Identify and pull out each line of the entries in which "JSON" occurs.

* start Data lines *

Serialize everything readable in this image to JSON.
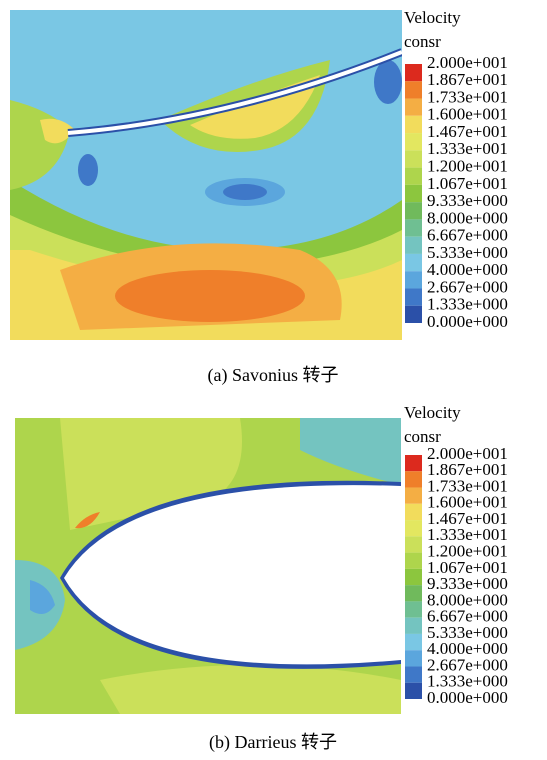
{
  "panels": [
    {
      "legend_title": "Velocity",
      "legend_subtitle": "consr",
      "legend_labels": [
        "2.000e+001",
        "1.867e+001",
        "1.733e+001",
        "1.600e+001",
        "1.467e+001",
        "1.333e+001",
        "1.200e+001",
        "1.067e+001",
        "9.333e+000",
        "8.000e+000",
        "6.667e+000",
        "5.333e+000",
        "4.000e+000",
        "2.667e+000",
        "1.333e+000",
        "0.000e+000"
      ],
      "caption": "(a) Savonius 转子"
    },
    {
      "legend_title": "Velocity",
      "legend_subtitle": "consr",
      "legend_labels": [
        "2.000e+001",
        "1.867e+001",
        "1.733e+001",
        "1.600e+001",
        "1.467e+001",
        "1.333e+001",
        "1.200e+001",
        "1.067e+001",
        "9.333e+000",
        "8.000e+000",
        "6.667e+000",
        "5.333e+000",
        "4.000e+000",
        "2.667e+000",
        "1.333e+000",
        "0.000e+000"
      ],
      "caption": "(b) Darrieus 转子"
    }
  ],
  "legend_colors": [
    "#dc2a1e",
    "#ef7f2a",
    "#f4ae44",
    "#f2dc5c",
    "#e3e760",
    "#cbe05a",
    "#aed54c",
    "#8cc63e",
    "#70ba5c",
    "#6fbf92",
    "#74c4c0",
    "#7ac7e4",
    "#5ba6dd",
    "#3f78c8",
    "#2b50a8"
  ]
}
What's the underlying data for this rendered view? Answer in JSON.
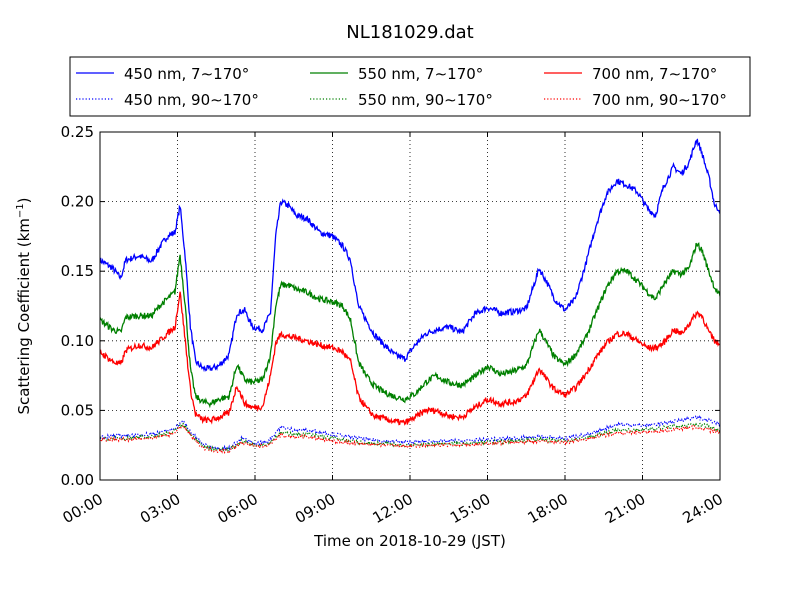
{
  "chart_data": {
    "type": "line",
    "title": "NL181029.dat",
    "xlabel": "Time on 2018-10-29 (JST)",
    "ylabel": "Scattering Coefficient (km",
    "ylabel_superscript": "−1",
    "ylabel_close": ")",
    "xlim": [
      0,
      24
    ],
    "ylim": [
      0,
      0.25
    ],
    "grid": true,
    "legend_position": "top",
    "x_ticks": [
      {
        "value": 0,
        "label": "00:00"
      },
      {
        "value": 3,
        "label": "03:00"
      },
      {
        "value": 6,
        "label": "06:00"
      },
      {
        "value": 9,
        "label": "09:00"
      },
      {
        "value": 12,
        "label": "12:00"
      },
      {
        "value": 15,
        "label": "15:00"
      },
      {
        "value": 18,
        "label": "18:00"
      },
      {
        "value": 21,
        "label": "21:00"
      },
      {
        "value": 24,
        "label": "24:00"
      }
    ],
    "y_ticks": [
      {
        "value": 0.0,
        "label": "0.00"
      },
      {
        "value": 0.05,
        "label": "0.05"
      },
      {
        "value": 0.1,
        "label": "0.10"
      },
      {
        "value": 0.15,
        "label": "0.15"
      },
      {
        "value": 0.2,
        "label": "0.20"
      },
      {
        "value": 0.25,
        "label": "0.25"
      }
    ],
    "series": [
      {
        "name": "450 nm, 7∼170°",
        "color": "#0000ff",
        "style": "solid",
        "x": [
          0,
          0.5,
          0.8,
          1,
          1.5,
          2,
          2.3,
          2.6,
          2.9,
          3.1,
          3.3,
          3.5,
          3.7,
          4,
          4.3,
          4.6,
          5,
          5.3,
          5.6,
          5.9,
          6.3,
          6.6,
          6.8,
          7,
          7.3,
          7.6,
          8,
          8.5,
          9,
          9.4,
          9.7,
          10,
          10.3,
          10.6,
          11,
          11.4,
          11.8,
          12.2,
          12.6,
          13,
          13.5,
          14,
          14.5,
          15,
          15.5,
          16,
          16.5,
          17,
          17.3,
          17.6,
          18,
          18.4,
          18.8,
          19.2,
          19.6,
          20,
          20.4,
          20.8,
          21.2,
          21.5,
          21.8,
          22.2,
          22.5,
          22.8,
          23.1,
          23.3,
          23.6,
          23.8,
          24
        ],
        "y": [
          0.158,
          0.152,
          0.145,
          0.158,
          0.161,
          0.157,
          0.167,
          0.175,
          0.178,
          0.197,
          0.16,
          0.11,
          0.085,
          0.08,
          0.08,
          0.082,
          0.09,
          0.12,
          0.122,
          0.11,
          0.108,
          0.12,
          0.175,
          0.2,
          0.197,
          0.19,
          0.188,
          0.178,
          0.175,
          0.168,
          0.158,
          0.125,
          0.115,
          0.105,
          0.097,
          0.09,
          0.087,
          0.097,
          0.105,
          0.108,
          0.11,
          0.106,
          0.119,
          0.124,
          0.12,
          0.121,
          0.123,
          0.152,
          0.142,
          0.13,
          0.122,
          0.13,
          0.155,
          0.183,
          0.205,
          0.215,
          0.212,
          0.207,
          0.195,
          0.19,
          0.21,
          0.225,
          0.22,
          0.228,
          0.245,
          0.235,
          0.215,
          0.197,
          0.194
        ]
      },
      {
        "name": "550 nm, 7∼170°",
        "color": "#008000",
        "style": "solid",
        "x": [
          0,
          0.5,
          0.8,
          1,
          1.5,
          2,
          2.3,
          2.6,
          2.9,
          3.1,
          3.3,
          3.5,
          3.7,
          4,
          4.3,
          4.6,
          5,
          5.3,
          5.6,
          5.9,
          6.3,
          6.6,
          6.8,
          7,
          7.3,
          7.6,
          8,
          8.5,
          9,
          9.4,
          9.7,
          10,
          10.3,
          10.6,
          11,
          11.4,
          11.8,
          12.2,
          12.6,
          13,
          13.5,
          14,
          14.5,
          15,
          15.5,
          16,
          16.5,
          17,
          17.3,
          17.6,
          18,
          18.4,
          18.8,
          19.2,
          19.6,
          20,
          20.4,
          20.8,
          21.2,
          21.5,
          21.8,
          22.2,
          22.5,
          22.8,
          23.1,
          23.3,
          23.6,
          23.8,
          24
        ],
        "y": [
          0.115,
          0.108,
          0.106,
          0.117,
          0.118,
          0.118,
          0.125,
          0.13,
          0.135,
          0.162,
          0.125,
          0.08,
          0.06,
          0.056,
          0.055,
          0.058,
          0.06,
          0.083,
          0.072,
          0.07,
          0.072,
          0.09,
          0.125,
          0.14,
          0.14,
          0.137,
          0.135,
          0.13,
          0.128,
          0.125,
          0.115,
          0.085,
          0.075,
          0.068,
          0.063,
          0.06,
          0.058,
          0.062,
          0.07,
          0.075,
          0.07,
          0.068,
          0.074,
          0.082,
          0.076,
          0.078,
          0.082,
          0.108,
          0.098,
          0.088,
          0.083,
          0.09,
          0.102,
          0.12,
          0.138,
          0.15,
          0.15,
          0.143,
          0.135,
          0.13,
          0.14,
          0.15,
          0.148,
          0.152,
          0.17,
          0.165,
          0.148,
          0.138,
          0.132
        ]
      },
      {
        "name": "700 nm, 7∼170°",
        "color": "#ff0000",
        "style": "solid",
        "x": [
          0,
          0.5,
          0.8,
          1,
          1.5,
          2,
          2.3,
          2.6,
          2.9,
          3.1,
          3.3,
          3.5,
          3.7,
          4,
          4.3,
          4.6,
          5,
          5.3,
          5.6,
          5.9,
          6.3,
          6.6,
          6.8,
          7,
          7.3,
          7.6,
          8,
          8.5,
          9,
          9.4,
          9.7,
          10,
          10.3,
          10.6,
          11,
          11.4,
          11.8,
          12.2,
          12.6,
          13,
          13.5,
          14,
          14.5,
          15,
          15.5,
          16,
          16.5,
          17,
          17.3,
          17.6,
          18,
          18.4,
          18.8,
          19.2,
          19.6,
          20,
          20.4,
          20.8,
          21.2,
          21.5,
          21.8,
          22.2,
          22.5,
          22.8,
          23.1,
          23.3,
          23.6,
          23.8,
          24
        ],
        "y": [
          0.092,
          0.085,
          0.083,
          0.093,
          0.097,
          0.095,
          0.1,
          0.105,
          0.11,
          0.135,
          0.1,
          0.065,
          0.047,
          0.043,
          0.043,
          0.045,
          0.048,
          0.068,
          0.055,
          0.052,
          0.053,
          0.075,
          0.098,
          0.105,
          0.103,
          0.102,
          0.1,
          0.097,
          0.095,
          0.092,
          0.085,
          0.06,
          0.052,
          0.046,
          0.044,
          0.042,
          0.041,
          0.045,
          0.05,
          0.05,
          0.046,
          0.045,
          0.052,
          0.058,
          0.055,
          0.056,
          0.06,
          0.08,
          0.072,
          0.065,
          0.061,
          0.066,
          0.076,
          0.088,
          0.098,
          0.105,
          0.105,
          0.1,
          0.095,
          0.095,
          0.098,
          0.108,
          0.105,
          0.112,
          0.12,
          0.118,
          0.105,
          0.1,
          0.097
        ]
      },
      {
        "name": "450 nm, 90∼170°",
        "color": "#0000ff",
        "style": "dotted",
        "x": [
          0,
          1,
          2,
          2.8,
          3.2,
          3.6,
          4,
          4.5,
          5,
          5.5,
          6,
          6.5,
          7,
          7.5,
          8,
          9,
          10,
          11,
          12,
          13,
          14,
          15,
          16,
          17,
          18,
          19,
          20,
          21,
          22,
          23,
          23.5,
          24
        ],
        "y": [
          0.031,
          0.032,
          0.033,
          0.036,
          0.042,
          0.033,
          0.025,
          0.023,
          0.023,
          0.03,
          0.026,
          0.028,
          0.038,
          0.036,
          0.036,
          0.033,
          0.03,
          0.028,
          0.027,
          0.028,
          0.028,
          0.029,
          0.03,
          0.031,
          0.03,
          0.033,
          0.04,
          0.039,
          0.041,
          0.045,
          0.043,
          0.04
        ]
      },
      {
        "name": "550 nm, 90∼170°",
        "color": "#008000",
        "style": "dotted",
        "x": [
          0,
          1,
          2,
          2.8,
          3.2,
          3.6,
          4,
          4.5,
          5,
          5.5,
          6,
          6.5,
          7,
          7.5,
          8,
          9,
          10,
          11,
          12,
          13,
          14,
          15,
          16,
          17,
          18,
          19,
          20,
          21,
          22,
          23,
          23.5,
          24
        ],
        "y": [
          0.03,
          0.03,
          0.031,
          0.034,
          0.04,
          0.031,
          0.024,
          0.022,
          0.022,
          0.028,
          0.025,
          0.026,
          0.034,
          0.033,
          0.033,
          0.03,
          0.027,
          0.026,
          0.025,
          0.026,
          0.026,
          0.027,
          0.028,
          0.029,
          0.028,
          0.031,
          0.036,
          0.036,
          0.038,
          0.04,
          0.039,
          0.036
        ]
      },
      {
        "name": "700 nm, 90∼170°",
        "color": "#ff0000",
        "style": "dotted",
        "x": [
          0,
          1,
          2,
          2.8,
          3.2,
          3.6,
          4,
          4.5,
          5,
          5.5,
          6,
          6.5,
          7,
          7.5,
          8,
          9,
          10,
          11,
          12,
          13,
          14,
          15,
          16,
          17,
          18,
          19,
          20,
          21,
          22,
          23,
          23.5,
          24
        ],
        "y": [
          0.029,
          0.029,
          0.03,
          0.033,
          0.039,
          0.03,
          0.023,
          0.021,
          0.021,
          0.027,
          0.024,
          0.025,
          0.032,
          0.031,
          0.031,
          0.028,
          0.026,
          0.025,
          0.024,
          0.025,
          0.025,
          0.026,
          0.027,
          0.028,
          0.027,
          0.03,
          0.034,
          0.034,
          0.036,
          0.038,
          0.036,
          0.034
        ]
      }
    ]
  }
}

* end Data lines *

Solution for this task:
Serialize everything readable in this image to JSON.
What's the underlying data for this rendered view? Answer in JSON.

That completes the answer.